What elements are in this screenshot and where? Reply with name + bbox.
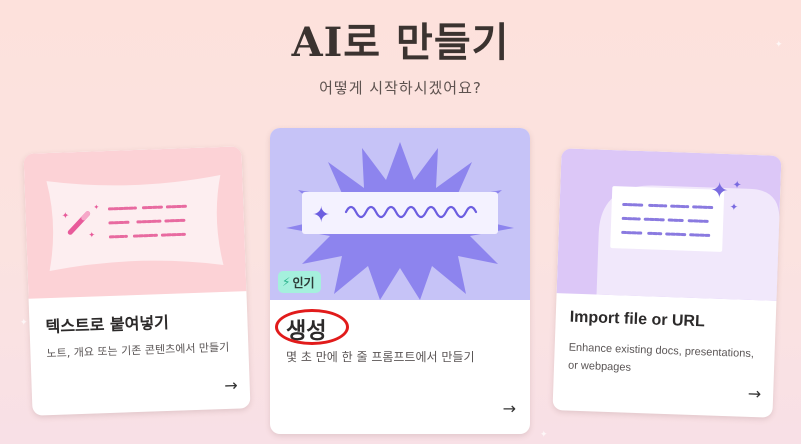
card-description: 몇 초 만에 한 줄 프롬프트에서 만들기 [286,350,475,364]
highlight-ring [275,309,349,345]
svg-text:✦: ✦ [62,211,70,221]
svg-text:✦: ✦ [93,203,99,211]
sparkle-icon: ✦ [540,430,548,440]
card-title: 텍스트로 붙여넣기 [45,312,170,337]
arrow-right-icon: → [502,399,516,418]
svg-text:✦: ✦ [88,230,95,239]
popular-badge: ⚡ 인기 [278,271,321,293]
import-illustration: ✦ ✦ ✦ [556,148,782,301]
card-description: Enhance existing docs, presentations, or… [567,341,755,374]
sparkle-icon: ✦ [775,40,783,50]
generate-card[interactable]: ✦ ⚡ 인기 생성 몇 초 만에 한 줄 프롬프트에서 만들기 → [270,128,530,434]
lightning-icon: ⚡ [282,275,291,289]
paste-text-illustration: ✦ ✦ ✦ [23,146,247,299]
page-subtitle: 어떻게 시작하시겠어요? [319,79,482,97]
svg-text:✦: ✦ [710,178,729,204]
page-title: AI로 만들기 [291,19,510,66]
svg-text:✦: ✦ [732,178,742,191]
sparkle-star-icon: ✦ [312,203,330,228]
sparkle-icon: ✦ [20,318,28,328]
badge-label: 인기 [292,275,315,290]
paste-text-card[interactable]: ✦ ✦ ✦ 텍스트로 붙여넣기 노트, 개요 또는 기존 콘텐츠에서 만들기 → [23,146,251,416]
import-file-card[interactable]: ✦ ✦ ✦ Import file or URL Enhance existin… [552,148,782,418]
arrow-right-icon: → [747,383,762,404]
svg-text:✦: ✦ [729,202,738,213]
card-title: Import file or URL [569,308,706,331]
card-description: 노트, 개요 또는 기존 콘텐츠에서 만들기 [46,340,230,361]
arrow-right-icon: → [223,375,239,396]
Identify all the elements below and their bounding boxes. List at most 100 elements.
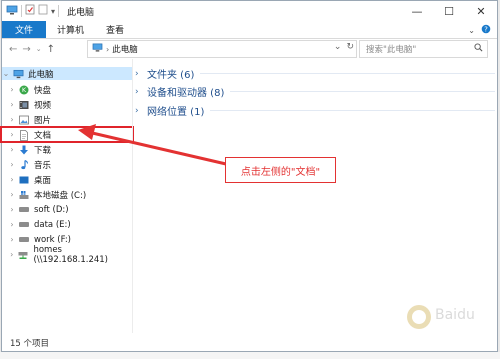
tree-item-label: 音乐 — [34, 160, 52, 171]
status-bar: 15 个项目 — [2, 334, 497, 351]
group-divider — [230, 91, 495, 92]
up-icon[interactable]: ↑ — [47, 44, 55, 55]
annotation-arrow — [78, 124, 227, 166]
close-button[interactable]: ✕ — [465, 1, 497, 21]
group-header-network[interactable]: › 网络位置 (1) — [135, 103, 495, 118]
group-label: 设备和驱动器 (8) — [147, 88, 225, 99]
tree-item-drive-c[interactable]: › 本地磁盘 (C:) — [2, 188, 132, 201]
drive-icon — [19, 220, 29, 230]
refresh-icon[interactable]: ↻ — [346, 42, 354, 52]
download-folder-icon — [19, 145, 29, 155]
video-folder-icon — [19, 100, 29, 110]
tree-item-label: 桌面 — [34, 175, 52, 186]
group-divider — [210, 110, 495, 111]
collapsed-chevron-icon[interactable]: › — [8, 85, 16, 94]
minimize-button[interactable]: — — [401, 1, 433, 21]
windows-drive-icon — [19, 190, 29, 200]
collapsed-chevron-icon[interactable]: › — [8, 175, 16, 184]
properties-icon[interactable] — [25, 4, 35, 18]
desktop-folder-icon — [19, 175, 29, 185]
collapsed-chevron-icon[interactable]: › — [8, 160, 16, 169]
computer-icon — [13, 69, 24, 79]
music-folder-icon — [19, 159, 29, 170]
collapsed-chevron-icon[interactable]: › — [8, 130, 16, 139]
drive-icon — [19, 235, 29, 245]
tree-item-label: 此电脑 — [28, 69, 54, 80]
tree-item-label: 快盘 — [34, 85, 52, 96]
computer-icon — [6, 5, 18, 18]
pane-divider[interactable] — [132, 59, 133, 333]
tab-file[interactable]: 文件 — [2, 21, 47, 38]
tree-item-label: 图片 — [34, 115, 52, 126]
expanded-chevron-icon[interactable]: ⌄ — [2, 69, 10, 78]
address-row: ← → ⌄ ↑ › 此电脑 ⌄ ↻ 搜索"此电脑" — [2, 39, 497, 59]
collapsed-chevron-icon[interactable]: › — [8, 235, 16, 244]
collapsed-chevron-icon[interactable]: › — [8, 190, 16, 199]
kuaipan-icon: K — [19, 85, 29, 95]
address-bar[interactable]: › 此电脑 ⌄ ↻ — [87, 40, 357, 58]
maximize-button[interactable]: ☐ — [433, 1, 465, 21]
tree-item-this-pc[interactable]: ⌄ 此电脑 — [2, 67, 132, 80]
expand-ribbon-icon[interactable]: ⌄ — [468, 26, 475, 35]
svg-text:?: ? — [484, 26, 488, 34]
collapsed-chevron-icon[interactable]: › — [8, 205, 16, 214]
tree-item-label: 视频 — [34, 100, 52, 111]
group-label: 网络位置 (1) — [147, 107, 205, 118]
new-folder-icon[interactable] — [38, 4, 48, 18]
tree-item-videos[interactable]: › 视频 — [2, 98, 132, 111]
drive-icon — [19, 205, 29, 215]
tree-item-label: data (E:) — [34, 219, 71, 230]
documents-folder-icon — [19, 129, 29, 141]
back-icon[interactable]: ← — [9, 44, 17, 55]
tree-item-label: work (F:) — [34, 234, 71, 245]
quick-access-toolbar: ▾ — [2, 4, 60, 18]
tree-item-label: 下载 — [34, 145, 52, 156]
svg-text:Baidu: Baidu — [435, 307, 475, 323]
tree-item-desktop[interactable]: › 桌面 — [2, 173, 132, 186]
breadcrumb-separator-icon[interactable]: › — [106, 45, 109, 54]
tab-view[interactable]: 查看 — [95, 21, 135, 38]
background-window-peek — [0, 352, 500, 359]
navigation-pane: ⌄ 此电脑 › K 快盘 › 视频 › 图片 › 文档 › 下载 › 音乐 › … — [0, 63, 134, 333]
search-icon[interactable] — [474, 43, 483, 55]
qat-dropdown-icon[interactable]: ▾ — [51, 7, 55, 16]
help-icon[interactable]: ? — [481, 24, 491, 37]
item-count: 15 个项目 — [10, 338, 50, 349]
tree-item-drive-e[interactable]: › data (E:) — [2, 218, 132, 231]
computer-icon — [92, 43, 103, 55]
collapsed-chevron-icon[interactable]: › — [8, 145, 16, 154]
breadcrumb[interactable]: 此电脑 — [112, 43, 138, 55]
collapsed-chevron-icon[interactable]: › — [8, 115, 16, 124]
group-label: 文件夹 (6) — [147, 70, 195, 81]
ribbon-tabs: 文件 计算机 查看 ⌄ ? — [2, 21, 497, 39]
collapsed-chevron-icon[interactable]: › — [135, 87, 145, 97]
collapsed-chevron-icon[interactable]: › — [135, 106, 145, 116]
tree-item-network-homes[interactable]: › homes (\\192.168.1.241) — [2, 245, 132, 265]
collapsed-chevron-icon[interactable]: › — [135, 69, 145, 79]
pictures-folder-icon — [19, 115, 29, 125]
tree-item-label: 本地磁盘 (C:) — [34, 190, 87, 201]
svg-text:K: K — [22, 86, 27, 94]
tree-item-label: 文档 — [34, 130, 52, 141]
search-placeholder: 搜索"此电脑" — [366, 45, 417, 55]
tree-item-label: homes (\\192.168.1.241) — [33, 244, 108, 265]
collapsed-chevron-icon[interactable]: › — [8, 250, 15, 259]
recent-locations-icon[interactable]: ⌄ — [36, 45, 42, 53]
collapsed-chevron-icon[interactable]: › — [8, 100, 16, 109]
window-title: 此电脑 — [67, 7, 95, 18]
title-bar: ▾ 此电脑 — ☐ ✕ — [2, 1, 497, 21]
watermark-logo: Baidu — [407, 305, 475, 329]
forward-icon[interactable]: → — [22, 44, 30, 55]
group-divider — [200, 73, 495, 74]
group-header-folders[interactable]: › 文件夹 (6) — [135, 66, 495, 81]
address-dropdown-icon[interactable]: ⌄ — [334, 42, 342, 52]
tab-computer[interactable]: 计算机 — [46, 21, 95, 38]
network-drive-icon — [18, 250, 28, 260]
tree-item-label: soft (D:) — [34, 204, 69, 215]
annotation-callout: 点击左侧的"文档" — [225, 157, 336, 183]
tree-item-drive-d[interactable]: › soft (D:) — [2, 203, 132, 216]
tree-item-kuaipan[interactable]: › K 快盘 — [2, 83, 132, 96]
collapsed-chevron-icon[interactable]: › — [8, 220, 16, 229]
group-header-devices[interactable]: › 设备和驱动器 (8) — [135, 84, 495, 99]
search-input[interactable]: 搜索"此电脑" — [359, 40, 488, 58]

---+---

=== Aim of the task ===
Can you rewrite the material from the line with "tree-item-label: 音乐 — [34, 160, 52, 171]" up to and including the line with "collapsed-chevron-icon[interactable]: › — [8, 235, 16, 244]", swapping "tree-item-label" for "nav-item-label" and changing nothing else? Give only those lines.

=== Right answer ===
nav-item-label: 音乐 — [34, 160, 52, 171]
status-bar: 15 个项目 — [2, 334, 497, 351]
group-divider — [230, 91, 495, 92]
up-icon[interactable]: ↑ — [47, 44, 55, 55]
annotation-arrow — [78, 124, 227, 166]
close-button[interactable]: ✕ — [465, 1, 497, 21]
group-header-network[interactable]: › 网络位置 (1) — [135, 103, 495, 118]
group-label: 设备和驱动器 (8) — [147, 88, 225, 99]
tree-item-drive-c[interactable]: › 本地磁盘 (C:) — [2, 188, 132, 201]
drive-icon — [19, 220, 29, 230]
refresh-icon[interactable]: ↻ — [346, 42, 354, 52]
download-folder-icon — [19, 145, 29, 155]
video-folder-icon — [19, 100, 29, 110]
nav-item-label: 桌面 — [34, 175, 52, 186]
group-divider — [210, 110, 495, 111]
collapsed-chevron-icon[interactable]: › — [8, 85, 16, 94]
minimize-button[interactable]: — — [401, 1, 433, 21]
windows-drive-icon — [19, 190, 29, 200]
collapsed-chevron-icon[interactable]: › — [8, 175, 16, 184]
properties-icon[interactable] — [25, 4, 35, 18]
desktop-folder-icon — [19, 175, 29, 185]
collapsed-chevron-icon[interactable]: › — [8, 160, 16, 169]
computer-icon — [13, 69, 24, 79]
music-folder-icon — [19, 159, 29, 170]
collapsed-chevron-icon[interactable]: › — [8, 130, 16, 139]
drive-icon — [19, 235, 29, 245]
nav-item-label: 此电脑 — [28, 69, 54, 80]
nav-item-label: 快盘 — [34, 85, 52, 96]
computer-icon — [6, 5, 18, 18]
pane-divider[interactable] — [132, 59, 133, 333]
tab-file[interactable]: 文件 — [2, 21, 47, 38]
nav-item-label: 图片 — [34, 115, 52, 126]
expanded-chevron-icon[interactable]: ⌄ — [2, 69, 10, 78]
address-row: ← → ⌄ ↑ › 此电脑 ⌄ ↻ 搜索"此电脑" — [2, 39, 497, 59]
collapsed-chevron-icon[interactable]: › — [8, 235, 16, 244]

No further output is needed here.